* _DESCRIPTION OF THE TASK_: Which lines of the entries below include "interact"? List them all.

* _ENTRIES PROVIDED_:
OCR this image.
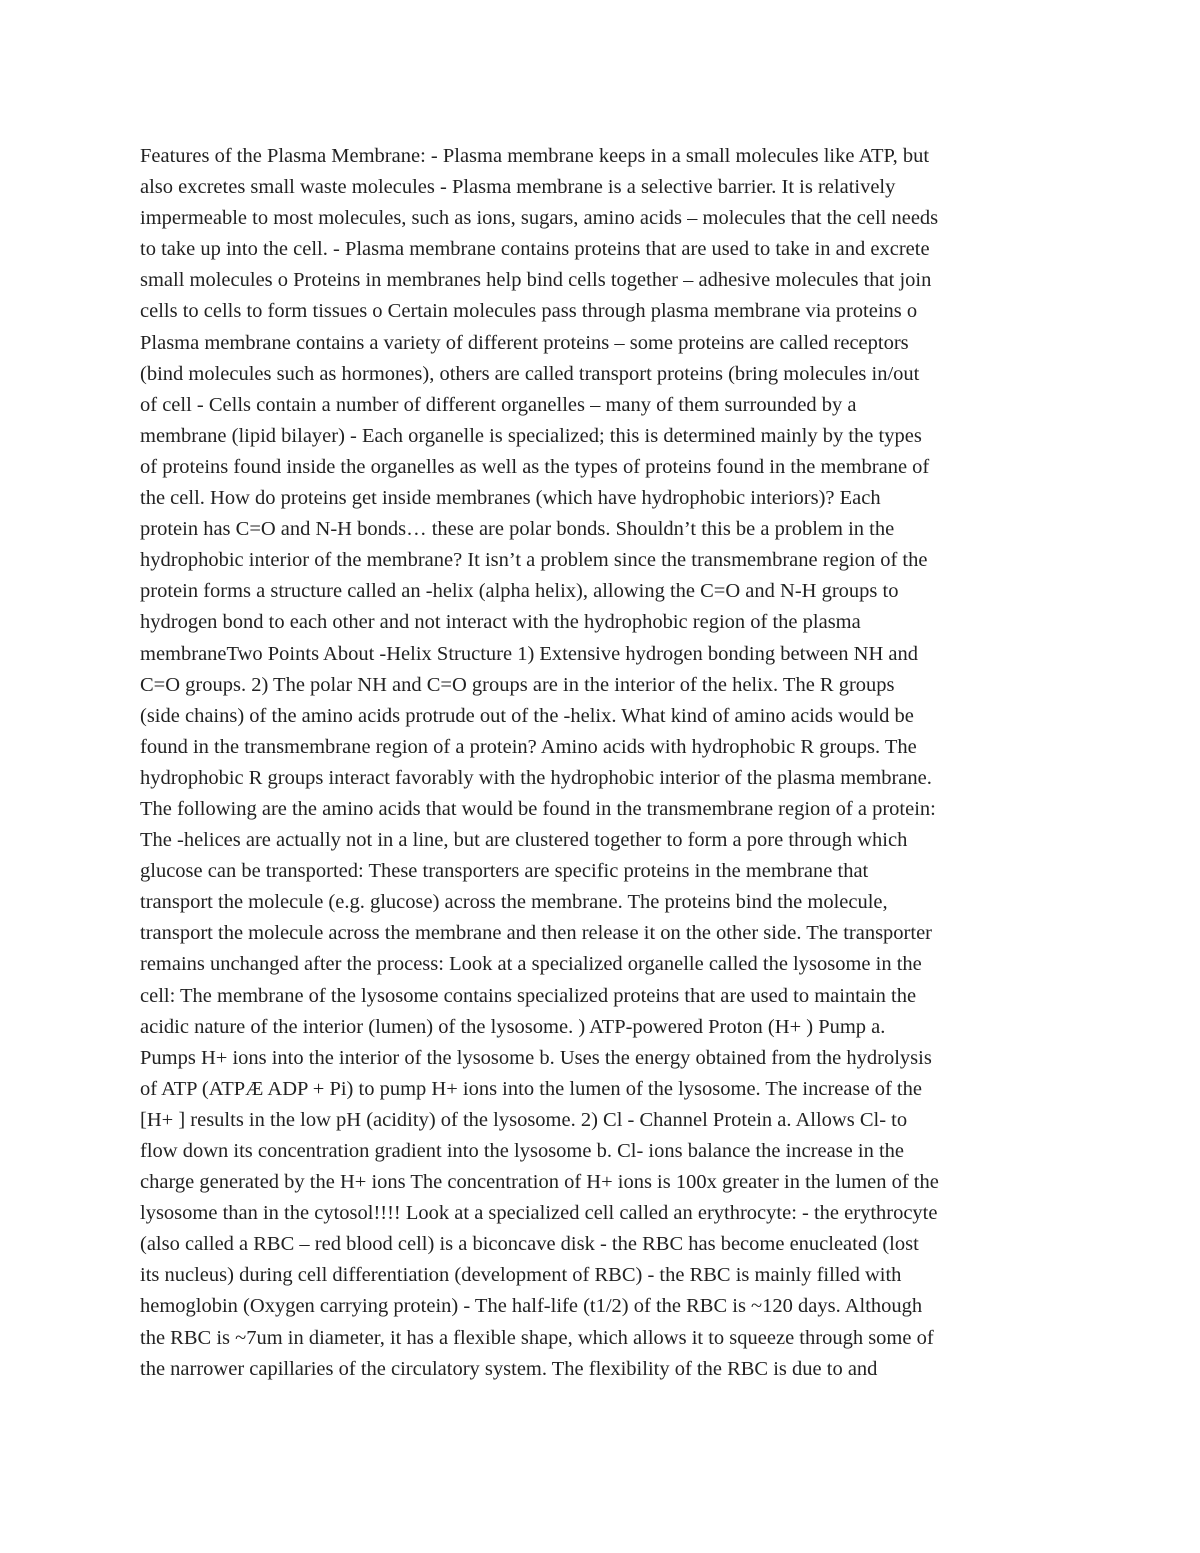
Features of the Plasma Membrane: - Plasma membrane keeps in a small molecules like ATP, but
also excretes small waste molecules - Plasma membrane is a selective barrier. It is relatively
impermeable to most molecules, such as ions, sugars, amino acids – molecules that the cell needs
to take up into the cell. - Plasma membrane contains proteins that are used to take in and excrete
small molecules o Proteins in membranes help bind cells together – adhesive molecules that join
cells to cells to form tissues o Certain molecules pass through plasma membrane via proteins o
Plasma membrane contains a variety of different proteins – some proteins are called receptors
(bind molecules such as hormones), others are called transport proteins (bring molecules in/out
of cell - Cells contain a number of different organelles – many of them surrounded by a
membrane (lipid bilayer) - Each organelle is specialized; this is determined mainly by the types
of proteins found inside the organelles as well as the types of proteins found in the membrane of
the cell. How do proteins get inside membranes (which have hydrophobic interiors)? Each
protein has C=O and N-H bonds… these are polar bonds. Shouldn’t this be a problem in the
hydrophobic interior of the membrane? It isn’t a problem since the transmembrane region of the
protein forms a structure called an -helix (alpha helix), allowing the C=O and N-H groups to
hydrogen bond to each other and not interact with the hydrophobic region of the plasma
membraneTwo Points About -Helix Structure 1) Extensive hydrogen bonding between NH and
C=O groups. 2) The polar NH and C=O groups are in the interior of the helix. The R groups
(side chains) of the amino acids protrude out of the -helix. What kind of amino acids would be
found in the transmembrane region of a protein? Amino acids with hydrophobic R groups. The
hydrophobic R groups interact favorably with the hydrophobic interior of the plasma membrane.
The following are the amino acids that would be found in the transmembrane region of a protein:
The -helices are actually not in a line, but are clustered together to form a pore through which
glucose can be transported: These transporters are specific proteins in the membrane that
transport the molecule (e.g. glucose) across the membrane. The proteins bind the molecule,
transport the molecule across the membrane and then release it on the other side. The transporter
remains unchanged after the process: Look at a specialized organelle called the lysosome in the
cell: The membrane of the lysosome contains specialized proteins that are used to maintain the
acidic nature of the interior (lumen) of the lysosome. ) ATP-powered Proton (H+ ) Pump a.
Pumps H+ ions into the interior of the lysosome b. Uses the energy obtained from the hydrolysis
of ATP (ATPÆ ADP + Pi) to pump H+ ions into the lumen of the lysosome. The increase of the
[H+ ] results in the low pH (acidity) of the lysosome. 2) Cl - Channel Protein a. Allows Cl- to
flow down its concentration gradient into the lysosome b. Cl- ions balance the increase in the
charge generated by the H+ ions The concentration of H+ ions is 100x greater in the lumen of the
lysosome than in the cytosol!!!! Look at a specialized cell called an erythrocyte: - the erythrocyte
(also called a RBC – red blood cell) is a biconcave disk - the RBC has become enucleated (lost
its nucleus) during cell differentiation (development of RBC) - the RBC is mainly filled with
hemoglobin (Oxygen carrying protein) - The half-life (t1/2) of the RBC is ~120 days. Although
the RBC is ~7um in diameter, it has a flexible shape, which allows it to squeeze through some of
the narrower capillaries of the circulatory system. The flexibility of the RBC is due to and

* * *

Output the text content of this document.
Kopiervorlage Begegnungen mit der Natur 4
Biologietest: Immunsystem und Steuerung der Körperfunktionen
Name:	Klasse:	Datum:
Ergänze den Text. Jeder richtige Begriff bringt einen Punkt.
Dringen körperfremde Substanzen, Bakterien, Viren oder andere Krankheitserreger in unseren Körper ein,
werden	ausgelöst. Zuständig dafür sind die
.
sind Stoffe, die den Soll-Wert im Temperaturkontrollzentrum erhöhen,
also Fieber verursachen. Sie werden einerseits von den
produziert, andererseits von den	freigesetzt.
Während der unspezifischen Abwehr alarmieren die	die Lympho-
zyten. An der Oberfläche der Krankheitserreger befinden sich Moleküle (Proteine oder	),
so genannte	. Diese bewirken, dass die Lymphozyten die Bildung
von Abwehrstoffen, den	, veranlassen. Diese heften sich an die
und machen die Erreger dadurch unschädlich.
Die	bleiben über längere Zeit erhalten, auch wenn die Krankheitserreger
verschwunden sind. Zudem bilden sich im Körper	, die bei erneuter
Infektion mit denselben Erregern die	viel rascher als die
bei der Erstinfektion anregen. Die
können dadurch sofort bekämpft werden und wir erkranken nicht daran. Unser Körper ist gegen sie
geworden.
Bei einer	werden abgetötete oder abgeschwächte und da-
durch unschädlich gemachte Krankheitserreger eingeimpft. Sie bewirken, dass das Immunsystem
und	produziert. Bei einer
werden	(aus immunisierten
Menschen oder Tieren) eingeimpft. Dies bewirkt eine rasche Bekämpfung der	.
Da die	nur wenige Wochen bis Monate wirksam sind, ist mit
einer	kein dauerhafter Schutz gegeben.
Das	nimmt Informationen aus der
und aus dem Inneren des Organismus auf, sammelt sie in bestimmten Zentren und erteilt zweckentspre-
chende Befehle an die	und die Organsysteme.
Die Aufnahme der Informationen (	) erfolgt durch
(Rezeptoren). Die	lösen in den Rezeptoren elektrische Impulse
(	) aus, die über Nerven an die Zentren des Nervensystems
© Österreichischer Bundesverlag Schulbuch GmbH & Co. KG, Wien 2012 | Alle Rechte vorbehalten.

* _THE ANSWER_:
hydrogen bond to each other and not interact with the hydrophobic region of the plasma
hydrophobic R groups interact favorably with the hydrophobic interior of the plasma membrane.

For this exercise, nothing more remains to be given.